[Rows from a figure dataset]
:::

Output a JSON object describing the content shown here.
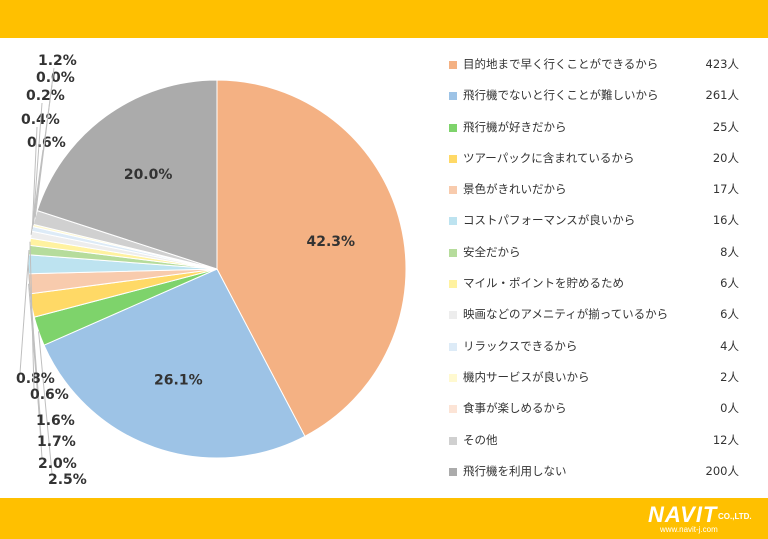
{
  "colors": {
    "band": "#FFC000",
    "slice_stroke": "#ffffff",
    "leader": "#bfbfbf"
  },
  "chart_data": {
    "type": "pie",
    "unit": "人",
    "slices": [
      {
        "label": "目的地まで早く行くことができるから",
        "count": 423,
        "percent_label": "42.3%",
        "value": 42.3,
        "color": "#F4B183"
      },
      {
        "label": "飛行機でないと行くことが難しいから",
        "count": 261,
        "percent_label": "26.1%",
        "value": 26.1,
        "color": "#9DC3E6"
      },
      {
        "label": "飛行機が好きだから",
        "count": 25,
        "percent_label": "2.5%",
        "value": 2.5,
        "color": "#7ED36B"
      },
      {
        "label": "ツアーパックに含まれているから",
        "count": 20,
        "percent_label": "2.0%",
        "value": 2.0,
        "color": "#FFD966"
      },
      {
        "label": "景色がきれいだから",
        "count": 17,
        "percent_label": "1.7%",
        "value": 1.7,
        "color": "#F8CBAD"
      },
      {
        "label": "コストパフォーマンスが良いから",
        "count": 16,
        "percent_label": "1.6%",
        "value": 1.6,
        "color": "#BDE3F0"
      },
      {
        "label": "安全だから",
        "count": 8,
        "percent_label": "0.8%",
        "value": 0.8,
        "color": "#B6DC9C"
      },
      {
        "label": "マイル・ポイントを貯めるため",
        "count": 6,
        "percent_label": "0.6%",
        "value": 0.6,
        "color": "#FFF2A0"
      },
      {
        "label": "映画などのアメニティが揃っているから",
        "count": 6,
        "percent_label": "0.6%",
        "value": 0.6,
        "color": "#EDEDED"
      },
      {
        "label": "リラックスできるから",
        "count": 4,
        "percent_label": "0.4%",
        "value": 0.4,
        "color": "#DDEBF7"
      },
      {
        "label": "機内サービスが良いから",
        "count": 2,
        "percent_label": "0.2%",
        "value": 0.2,
        "color": "#FFF9D0"
      },
      {
        "label": "食事が楽しめるから",
        "count": 0,
        "percent_label": "0.0%",
        "value": 0.0,
        "color": "#FCE4D6"
      },
      {
        "label": "その他",
        "count": 12,
        "percent_label": "1.2%",
        "value": 1.2,
        "color": "#D0D0D0"
      },
      {
        "label": "飛行機を利用しない",
        "count": 200,
        "percent_label": "20.0%",
        "value": 20.0,
        "color": "#ABABAB"
      }
    ]
  },
  "legend": {
    "items": [
      {
        "label": "目的地まで早く行くことができるから",
        "count": "423人"
      },
      {
        "label": "飛行機でないと行くことが難しいから",
        "count": "261人"
      },
      {
        "label": "飛行機が好きだから",
        "count": "25人"
      },
      {
        "label": "ツアーパックに含まれているから",
        "count": "20人"
      },
      {
        "label": "景色がきれいだから",
        "count": "17人"
      },
      {
        "label": "コストパフォーマンスが良いから",
        "count": "16人"
      },
      {
        "label": "安全だから",
        "count": "8人"
      },
      {
        "label": "マイル・ポイントを貯めるため",
        "count": "6人"
      },
      {
        "label": "映画などのアメニティが揃っているから",
        "count": "6人"
      },
      {
        "label": "リラックスできるから",
        "count": "4人"
      },
      {
        "label": "機内サービスが良いから",
        "count": "2人"
      },
      {
        "label": "食事が楽しめるから",
        "count": "0人"
      },
      {
        "label": "その他",
        "count": "12人"
      },
      {
        "label": "飛行機を利用しない",
        "count": "200人"
      }
    ]
  },
  "logo": {
    "name": "NAVIT",
    "suffix": "CO.,LTD.",
    "url": "www.navit-j.com"
  }
}
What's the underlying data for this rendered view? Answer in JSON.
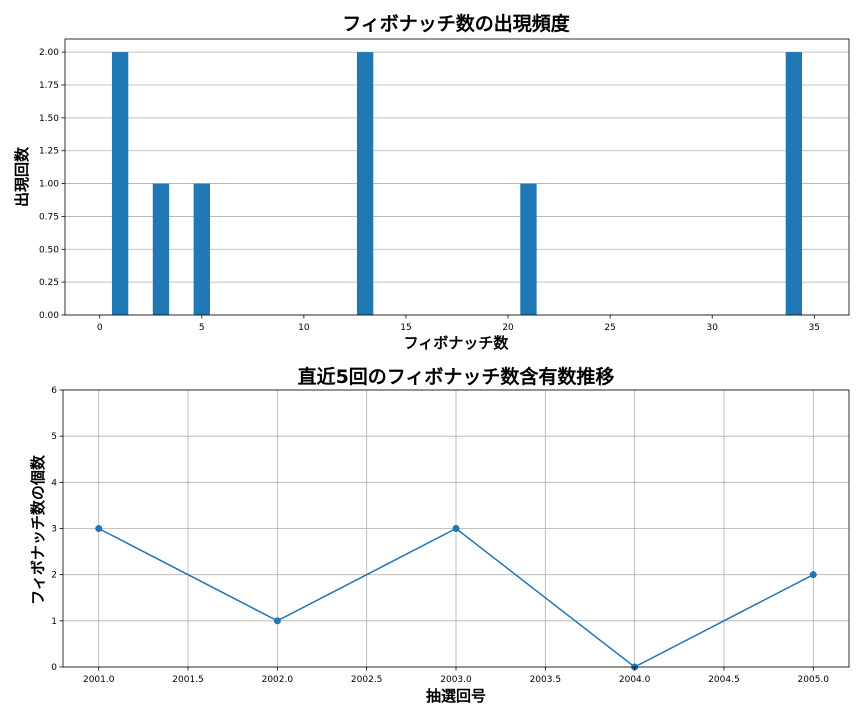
{
  "chart_data": [
    {
      "type": "bar",
      "title": "フィボナッチ数の出現頻度",
      "xlabel": "フィボナッチ数",
      "ylabel": "出現回数",
      "x": [
        1,
        3,
        5,
        13,
        21,
        34
      ],
      "values": [
        2,
        1,
        1,
        2,
        1,
        2
      ],
      "xlim": [
        -1.7,
        36.7
      ],
      "ylim": [
        0,
        2.1
      ],
      "xticks": [
        0,
        5,
        10,
        15,
        20,
        25,
        30,
        35
      ],
      "xtick_labels": [
        "0",
        "5",
        "10",
        "15",
        "20",
        "25",
        "30",
        "35"
      ],
      "yticks": [
        0,
        0.25,
        0.5,
        0.75,
        1.0,
        1.25,
        1.5,
        1.75,
        2.0
      ],
      "ytick_labels": [
        "0.00",
        "0.25",
        "0.50",
        "0.75",
        "1.00",
        "1.25",
        "1.50",
        "1.75",
        "2.00"
      ],
      "grid": "y",
      "color": "#1f77b4"
    },
    {
      "type": "line",
      "title": "直近5回のフィボナッチ数含有数推移",
      "xlabel": "抽選回号",
      "ylabel": "フィボナッチ数の個数",
      "x": [
        2001,
        2002,
        2003,
        2004,
        2005
      ],
      "values": [
        3,
        1,
        3,
        0,
        2
      ],
      "xlim": [
        2000.8,
        2005.2
      ],
      "ylim": [
        0,
        6
      ],
      "xticks": [
        2001.0,
        2001.5,
        2002.0,
        2002.5,
        2003.0,
        2003.5,
        2004.0,
        2004.5,
        2005.0
      ],
      "xtick_labels": [
        "2001.0",
        "2001.5",
        "2002.0",
        "2002.5",
        "2003.0",
        "2003.5",
        "2004.0",
        "2004.5",
        "2005.0"
      ],
      "yticks": [
        0,
        1,
        2,
        3,
        4,
        5,
        6
      ],
      "ytick_labels": [
        "0",
        "1",
        "2",
        "3",
        "4",
        "5",
        "6"
      ],
      "grid": "both",
      "color": "#1f77b4",
      "marker": "circle"
    }
  ]
}
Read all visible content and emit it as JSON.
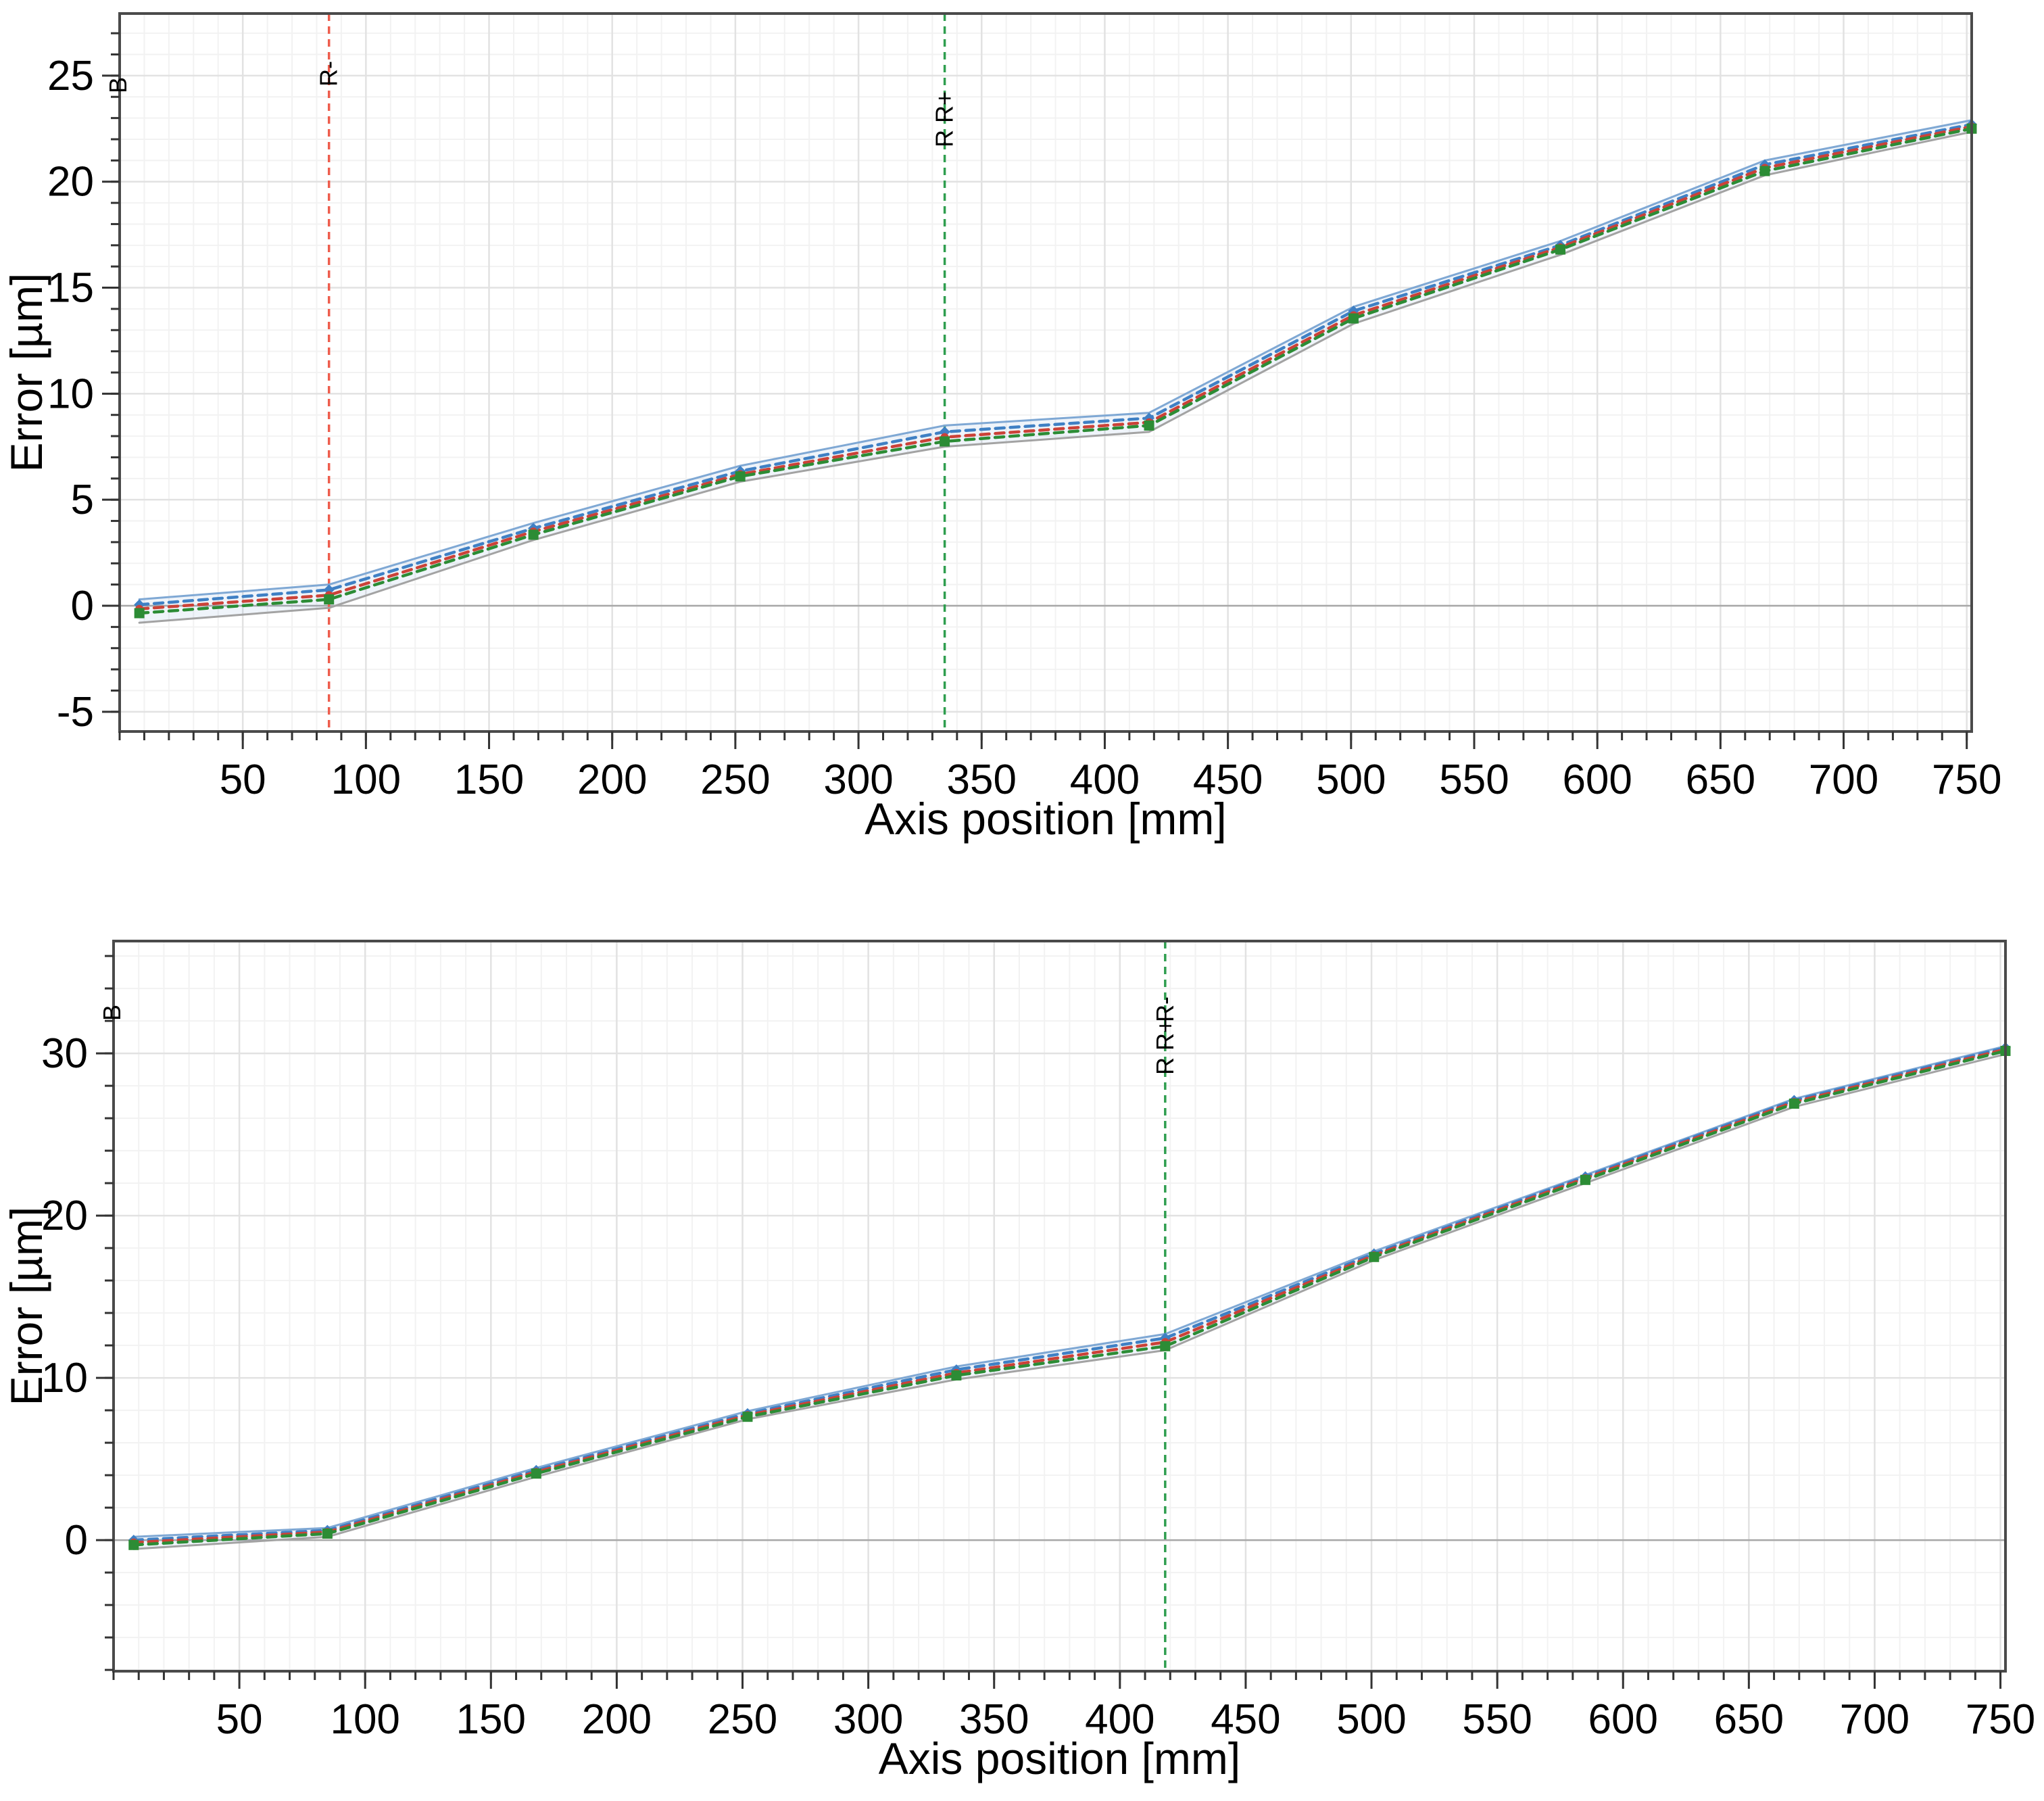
{
  "page": {
    "background": "#ffffff"
  },
  "chart_data": [
    {
      "type": "line",
      "title": "",
      "xlabel": "Axis position [mm]",
      "ylabel": "Error [µm]",
      "xlim": [
        0,
        752
      ],
      "ylim": [
        -5.93,
        27.93
      ],
      "x_major_ticks": [
        50,
        100,
        150,
        200,
        250,
        300,
        350,
        400,
        450,
        500,
        550,
        600,
        650,
        700,
        750
      ],
      "x_minor_step": 10,
      "y_major_ticks": [
        -5,
        0,
        5,
        10,
        15,
        20,
        25
      ],
      "y_minor_step": 1,
      "grid": "on",
      "legend": "none",
      "corner_label": "B",
      "vlines": [
        {
          "x": 85,
          "color": "#ee5d4d",
          "labels": [
            {
              "text": "R-",
              "dy": 108
            }
          ]
        },
        {
          "x": 335,
          "color": "#2f9e4f",
          "labels": [
            {
              "text": "R R+",
              "dy": 198
            }
          ]
        }
      ],
      "x": [
        8,
        85,
        168,
        252,
        335,
        418,
        501,
        585,
        668,
        752
      ],
      "series": [
        {
          "name": "envelope-upper",
          "color": "#7fa8d4",
          "width": 3,
          "dash": null,
          "marker": null,
          "values": [
            0.3,
            1.0,
            3.9,
            6.6,
            8.5,
            9.1,
            14.1,
            17.2,
            21.0,
            22.9
          ]
        },
        {
          "name": "mean-up",
          "color": "#3f80c4",
          "width": 4.5,
          "dash": "13 9",
          "marker": "diamond",
          "values": [
            0.05,
            0.75,
            3.65,
            6.35,
            8.2,
            8.85,
            13.9,
            17.0,
            20.8,
            22.7
          ]
        },
        {
          "name": "mean-bidirectional",
          "color": "#cb4238",
          "width": 4.5,
          "dash": "13 9",
          "marker": "circle",
          "values": [
            -0.15,
            0.5,
            3.5,
            6.2,
            7.95,
            8.65,
            13.7,
            16.9,
            20.65,
            22.6
          ]
        },
        {
          "name": "mean-down",
          "color": "#2c8c35",
          "width": 4.5,
          "dash": "13 9",
          "marker": "square",
          "values": [
            -0.35,
            0.3,
            3.35,
            6.1,
            7.75,
            8.5,
            13.55,
            16.8,
            20.5,
            22.5
          ]
        },
        {
          "name": "envelope-lower",
          "color": "#a3a3a3",
          "width": 3,
          "dash": null,
          "marker": null,
          "values": [
            -0.8,
            -0.1,
            3.1,
            5.85,
            7.5,
            8.2,
            13.3,
            16.55,
            20.3,
            22.35
          ]
        }
      ],
      "band": {
        "fill": "rgba(125,165,215,0.12)"
      }
    },
    {
      "type": "line",
      "title": "",
      "xlabel": "Axis position [mm]",
      "ylabel": "Error [µm]",
      "xlim": [
        0,
        752
      ],
      "ylim": [
        -8.08,
        36.92
      ],
      "x_major_ticks": [
        50,
        100,
        150,
        200,
        250,
        300,
        350,
        400,
        450,
        500,
        550,
        600,
        650,
        700,
        750
      ],
      "x_minor_step": 10,
      "y_major_ticks": [
        0,
        10,
        20,
        30
      ],
      "y_minor_step": 2,
      "grid": "on",
      "legend": "none",
      "corner_label": "B",
      "vlines": [
        {
          "x": 418,
          "color": "#2f9e4f",
          "labels": [
            {
              "text": "R R+",
              "dy": 198
            },
            {
              "text": "R-",
              "dy": 120
            }
          ]
        }
      ],
      "x": [
        8,
        85,
        168,
        252,
        335,
        418,
        501,
        585,
        668,
        752
      ],
      "series": [
        {
          "name": "envelope-upper",
          "color": "#7fa8d4",
          "width": 3,
          "dash": null,
          "marker": null,
          "values": [
            0.2,
            0.75,
            4.45,
            7.95,
            10.7,
            12.7,
            17.8,
            22.5,
            27.2,
            30.45
          ]
        },
        {
          "name": "mean-up",
          "color": "#3f80c4",
          "width": 4.5,
          "dash": "13 9",
          "marker": "diamond",
          "values": [
            0.0,
            0.6,
            4.3,
            7.8,
            10.5,
            12.45,
            17.65,
            22.4,
            27.1,
            30.35
          ]
        },
        {
          "name": "mean-bidirectional",
          "color": "#cb4238",
          "width": 4.5,
          "dash": "13 9",
          "marker": "circle",
          "values": [
            -0.15,
            0.5,
            4.2,
            7.7,
            10.3,
            12.2,
            17.55,
            22.3,
            27.0,
            30.25
          ]
        },
        {
          "name": "mean-down",
          "color": "#2c8c35",
          "width": 4.5,
          "dash": "13 9",
          "marker": "square",
          "values": [
            -0.3,
            0.4,
            4.1,
            7.6,
            10.15,
            11.95,
            17.45,
            22.2,
            26.9,
            30.15
          ]
        },
        {
          "name": "envelope-lower",
          "color": "#a3a3a3",
          "width": 3,
          "dash": null,
          "marker": null,
          "values": [
            -0.55,
            0.2,
            3.9,
            7.45,
            9.9,
            11.7,
            17.25,
            22.0,
            26.7,
            29.95
          ]
        }
      ],
      "band": {
        "fill": "rgba(125,165,215,0.12)"
      }
    }
  ],
  "style_colors": {
    "axis_border": "#4a4a4a",
    "tick": "#333333",
    "grid_minor": "#f2f2f2",
    "grid_major": "#e2e2e2",
    "zero_line": "#a8a8a8",
    "annotation_text": "#1a1a1a"
  }
}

:::

Identify and copy lines that hold the string "ylabel".

[Worked solution]
      "ylabel": "出現回数",
      "ylabel": "フィボナッチ数の個数",
      "ylabel": "Error [µm]",
      "ylabel": "Error [µm]",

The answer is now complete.